▸ **Exercise**:
Write out the full listing exactly as given, minus the images.

▸ **The records**:
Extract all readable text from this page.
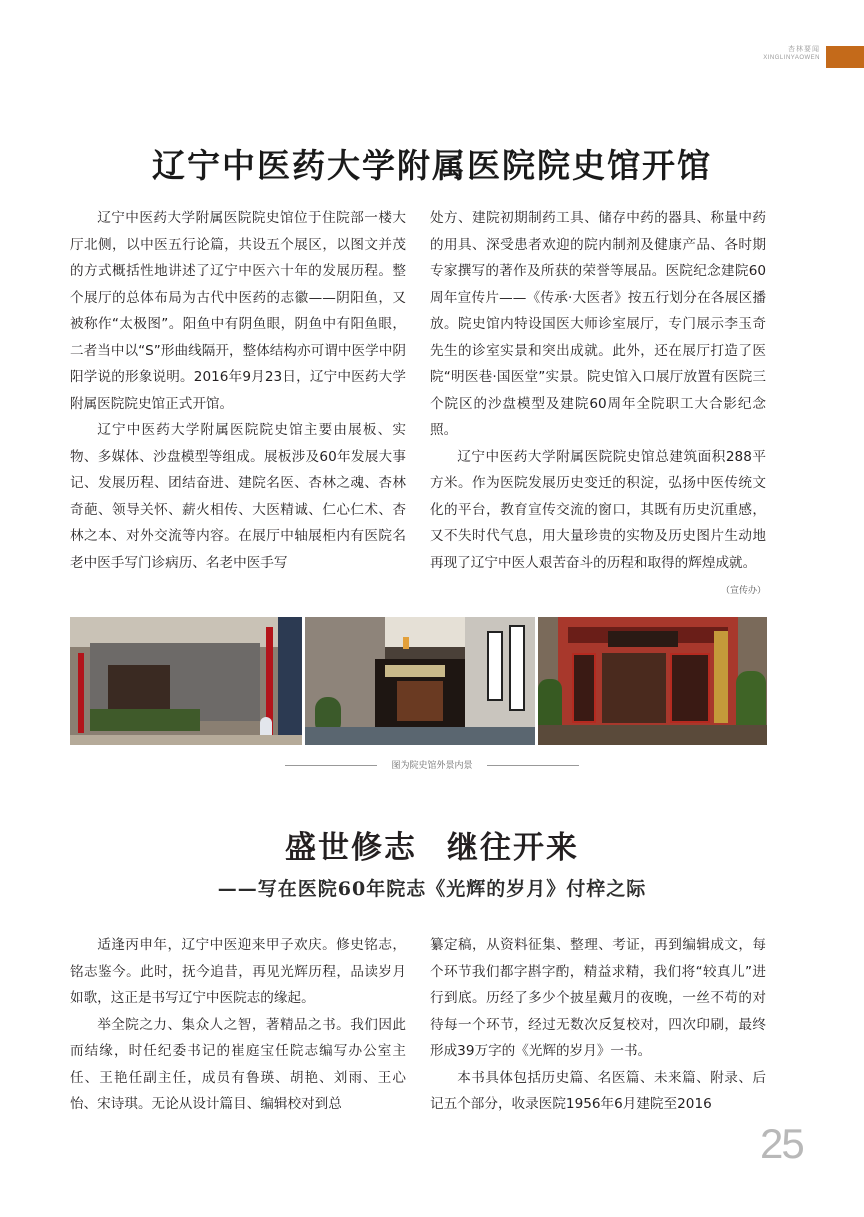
杏林要闻
XINGLINYAOWEN
辽宁中医药大学附属医院院史馆开馆

辽宁中医药大学附属医院院史馆位于住院部一楼大厅北侧，以中医五行论篇，共设五个展区，以图文并茂的方式概括性地讲述了辽宁中医六十年的发展历程。整个展厅的总体布局为古代中医药的志徽——阴阳鱼，又被称作“太极图”。阳鱼中有阴鱼眼，阴鱼中有阳鱼眼，二者当中以“S”形曲线隔开，整体结构亦可谓中医学中阴阳学说的形象说明。2016年9月23日，辽宁中医药大学附属医院院史馆正式开馆。

辽宁中医药大学附属医院院史馆主要由展板、实物、多媒体、沙盘模型等组成。展板涉及60年发展大事记、发展历程、团结奋进、建院名医、杏林之魂、杏林奇葩、领导关怀、薪火相传、大医精诚、仁心仁术、杏林之本、对外交流等内容。在展厅中轴展柜内有医院名老中医手写门诊病历、名老中医手写

处方、建院初期制药工具、储存中药的器具、称量中药的用具、深受患者欢迎的院内制剂及健康产品、各时期专家撰写的著作及所获的荣誉等展品。医院纪念建院60周年宣传片——《传承·大医者》按五行划分在各展区播放。院史馆内特设国医大师诊室展厅，专门展示李玉奇先生的诊室实景和突出成就。此外，还在展厅打造了医院“明医巷·国医堂”实景。院史馆入口展厅放置有医院三个院区的沙盘模型及建院60周年全院职工大合影纪念照。

辽宁中医药大学附属医院院史馆总建筑面积288平方米。作为医院发展历史变迁的积淀，弘扬中医传统文化的平台，教育宣传交流的窗口，其既有历史沉重感，又不失时代气息，用大量珍贵的实物及历史图片生动地再现了辽宁中医人艰苦奋斗的历程和取得的辉煌成就。
（宣传办）

图为院史馆外景内景
盛世修志 继往开来
——写在医院60年院志《光辉的岁月》付梓之际

适逢丙申年，辽宁中医迎来甲子欢庆。修史铭志，铭志鉴今。此时，抚今追昔，再见光辉历程，品读岁月如歌，这正是书写辽宁中医院志的缘起。

举全院之力、集众人之智，著精品之书。我们因此而结缘，时任纪委书记的崔庭宝任院志编写办公室主任、王艳任副主任，成员有鲁瑛、胡艳、刘雨、王心怡、宋诗琪。无论从设计篇目、编辑校对到总

纂定稿，从资料征集、整理、考证，再到编辑成文，每个环节我们都字斟字酌，精益求精，我们将“较真儿”进行到底。历经了多少个披星戴月的夜晚，一丝不苟的对待每一个环节，经过无数次反复校对，四次印刷，最终形成39万字的《光辉的岁月》一书。

本书具体包括历史篇、名医篇、未来篇、附录、后记五个部分，收录医院1956年6月建院至2016

25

▸ **Output for this task**:
Extract all readable text from this page.
杏林要闻
XINGLINYAOWEN
辽宁中医药大学附属医院院史馆开馆

辽宁中医药大学附属医院院史馆位于住院部一楼大厅北侧，以中医五行论篇，共设五个展区，以图文并茂的方式概括性地讲述了辽宁中医六十年的发展历程。整个展厅的总体布局为古代中医药的志徽——阴阳鱼，又被称作“太极图”。阳鱼中有阴鱼眼，阴鱼中有阳鱼眼，二者当中以“S”形曲线隔开，整体结构亦可谓中医学中阴阳学说的形象说明。2016年9月23日，辽宁中医药大学附属医院院史馆正式开馆。

辽宁中医药大学附属医院院史馆主要由展板、实物、多媒体、沙盘模型等组成。展板涉及60年发展大事记、发展历程、团结奋进、建院名医、杏林之魂、杏林奇葩、领导关怀、薪火相传、大医精诚、仁心仁术、杏林之本、对外交流等内容。在展厅中轴展柜内有医院名老中医手写门诊病历、名老中医手写

处方、建院初期制药工具、储存中药的器具、称量中药的用具、深受患者欢迎的院内制剂及健康产品、各时期专家撰写的著作及所获的荣誉等展品。医院纪念建院60周年宣传片——《传承·大医者》按五行划分在各展区播放。院史馆内特设国医大师诊室展厅，专门展示李玉奇先生的诊室实景和突出成就。此外，还在展厅打造了医院“明医巷·国医堂”实景。院史馆入口展厅放置有医院三个院区的沙盘模型及建院60周年全院职工大合影纪念照。

辽宁中医药大学附属医院院史馆总建筑面积288平方米。作为医院发展历史变迁的积淀，弘扬中医传统文化的平台，教育宣传交流的窗口，其既有历史沉重感，又不失时代气息，用大量珍贵的实物及历史图片生动地再现了辽宁中医人艰苦奋斗的历程和取得的辉煌成就。
（宣传办）

图为院史馆外景内景
盛世修志 继往开来
——写在医院60年院志《光辉的岁月》付梓之际

适逢丙申年，辽宁中医迎来甲子欢庆。修史铭志，铭志鉴今。此时，抚今追昔，再见光辉历程，品读岁月如歌，这正是书写辽宁中医院志的缘起。

举全院之力、集众人之智，著精品之书。我们因此而结缘，时任纪委书记的崔庭宝任院志编写办公室主任、王艳任副主任，成员有鲁瑛、胡艳、刘雨、王心怡、宋诗琪。无论从设计篇目、编辑校对到总

纂定稿，从资料征集、整理、考证，再到编辑成文，每个环节我们都字斟字酌，精益求精，我们将“较真儿”进行到底。历经了多少个披星戴月的夜晚，一丝不苟的对待每一个环节，经过无数次反复校对，四次印刷，最终形成39万字的《光辉的岁月》一书。

本书具体包括历史篇、名医篇、未来篇、附录、后记五个部分，收录医院1956年6月建院至2016

25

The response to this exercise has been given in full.